• **What to work on**
Retype every entry exactly, character for character.

(Entries with figure data)
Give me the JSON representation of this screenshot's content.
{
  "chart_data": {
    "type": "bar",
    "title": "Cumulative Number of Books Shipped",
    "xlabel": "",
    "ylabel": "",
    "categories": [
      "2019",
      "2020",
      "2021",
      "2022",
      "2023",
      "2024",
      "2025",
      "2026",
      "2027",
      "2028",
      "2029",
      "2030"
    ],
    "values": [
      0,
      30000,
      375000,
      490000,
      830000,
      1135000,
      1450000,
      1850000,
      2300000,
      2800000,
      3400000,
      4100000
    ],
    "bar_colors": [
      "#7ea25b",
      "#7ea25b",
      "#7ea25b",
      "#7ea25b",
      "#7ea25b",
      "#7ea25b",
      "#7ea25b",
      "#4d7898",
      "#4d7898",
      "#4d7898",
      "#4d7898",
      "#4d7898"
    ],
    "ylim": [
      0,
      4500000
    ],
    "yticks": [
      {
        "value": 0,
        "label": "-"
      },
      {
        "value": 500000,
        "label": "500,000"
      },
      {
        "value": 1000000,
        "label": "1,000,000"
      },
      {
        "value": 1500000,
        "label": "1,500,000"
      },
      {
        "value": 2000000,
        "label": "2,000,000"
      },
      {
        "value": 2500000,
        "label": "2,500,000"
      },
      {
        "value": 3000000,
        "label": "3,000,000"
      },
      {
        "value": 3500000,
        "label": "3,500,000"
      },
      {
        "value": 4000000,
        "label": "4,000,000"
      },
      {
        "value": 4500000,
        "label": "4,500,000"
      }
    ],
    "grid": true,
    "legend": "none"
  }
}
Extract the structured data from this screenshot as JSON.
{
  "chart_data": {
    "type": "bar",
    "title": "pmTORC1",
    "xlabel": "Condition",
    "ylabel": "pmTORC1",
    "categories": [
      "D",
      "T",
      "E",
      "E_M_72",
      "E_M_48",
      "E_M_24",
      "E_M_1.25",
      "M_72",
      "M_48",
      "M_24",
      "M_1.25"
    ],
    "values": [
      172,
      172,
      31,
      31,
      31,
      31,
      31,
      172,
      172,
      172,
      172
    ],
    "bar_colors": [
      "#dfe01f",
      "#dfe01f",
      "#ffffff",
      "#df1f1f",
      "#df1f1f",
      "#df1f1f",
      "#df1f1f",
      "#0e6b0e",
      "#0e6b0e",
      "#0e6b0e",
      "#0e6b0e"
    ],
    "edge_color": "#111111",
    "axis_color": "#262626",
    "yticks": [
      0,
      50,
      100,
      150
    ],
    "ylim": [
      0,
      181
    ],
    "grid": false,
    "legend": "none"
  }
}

• **Exercise response**
Give me the JSON representation of this screenshot's content.
{
  "chart_data": {
    "type": "bar",
    "title": "Cumulative Number of Books Shipped",
    "xlabel": "",
    "ylabel": "",
    "categories": [
      "2019",
      "2020",
      "2021",
      "2022",
      "2023",
      "2024",
      "2025",
      "2026",
      "2027",
      "2028",
      "2029",
      "2030"
    ],
    "values": [
      0,
      30000,
      375000,
      490000,
      830000,
      1135000,
      1450000,
      1850000,
      2300000,
      2800000,
      3400000,
      4100000
    ],
    "bar_colors": [
      "#7ea25b",
      "#7ea25b",
      "#7ea25b",
      "#7ea25b",
      "#7ea25b",
      "#7ea25b",
      "#7ea25b",
      "#4d7898",
      "#4d7898",
      "#4d7898",
      "#4d7898",
      "#4d7898"
    ],
    "ylim": [
      0,
      4500000
    ],
    "yticks": [
      {
        "value": 0,
        "label": "-"
      },
      {
        "value": 500000,
        "label": "500,000"
      },
      {
        "value": 1000000,
        "label": "1,000,000"
      },
      {
        "value": 1500000,
        "label": "1,500,000"
      },
      {
        "value": 2000000,
        "label": "2,000,000"
      },
      {
        "value": 2500000,
        "label": "2,500,000"
      },
      {
        "value": 3000000,
        "label": "3,000,000"
      },
      {
        "value": 3500000,
        "label": "3,500,000"
      },
      {
        "value": 4000000,
        "label": "4,000,000"
      },
      {
        "value": 4500000,
        "label": "4,500,000"
      }
    ],
    "grid": true,
    "legend": "none"
  }
}
Extract the structured data from this screenshot as JSON.
{
  "chart_data": {
    "type": "bar",
    "title": "pmTORC1",
    "xlabel": "Condition",
    "ylabel": "pmTORC1",
    "categories": [
      "D",
      "T",
      "E",
      "E_M_72",
      "E_M_48",
      "E_M_24",
      "E_M_1.25",
      "M_72",
      "M_48",
      "M_24",
      "M_1.25"
    ],
    "values": [
      172,
      172,
      31,
      31,
      31,
      31,
      31,
      172,
      172,
      172,
      172
    ],
    "bar_colors": [
      "#dfe01f",
      "#dfe01f",
      "#ffffff",
      "#df1f1f",
      "#df1f1f",
      "#df1f1f",
      "#df1f1f",
      "#0e6b0e",
      "#0e6b0e",
      "#0e6b0e",
      "#0e6b0e"
    ],
    "edge_color": "#111111",
    "axis_color": "#262626",
    "yticks": [
      0,
      50,
      100,
      150
    ],
    "ylim": [
      0,
      181
    ],
    "grid": false,
    "legend": "none"
  }
}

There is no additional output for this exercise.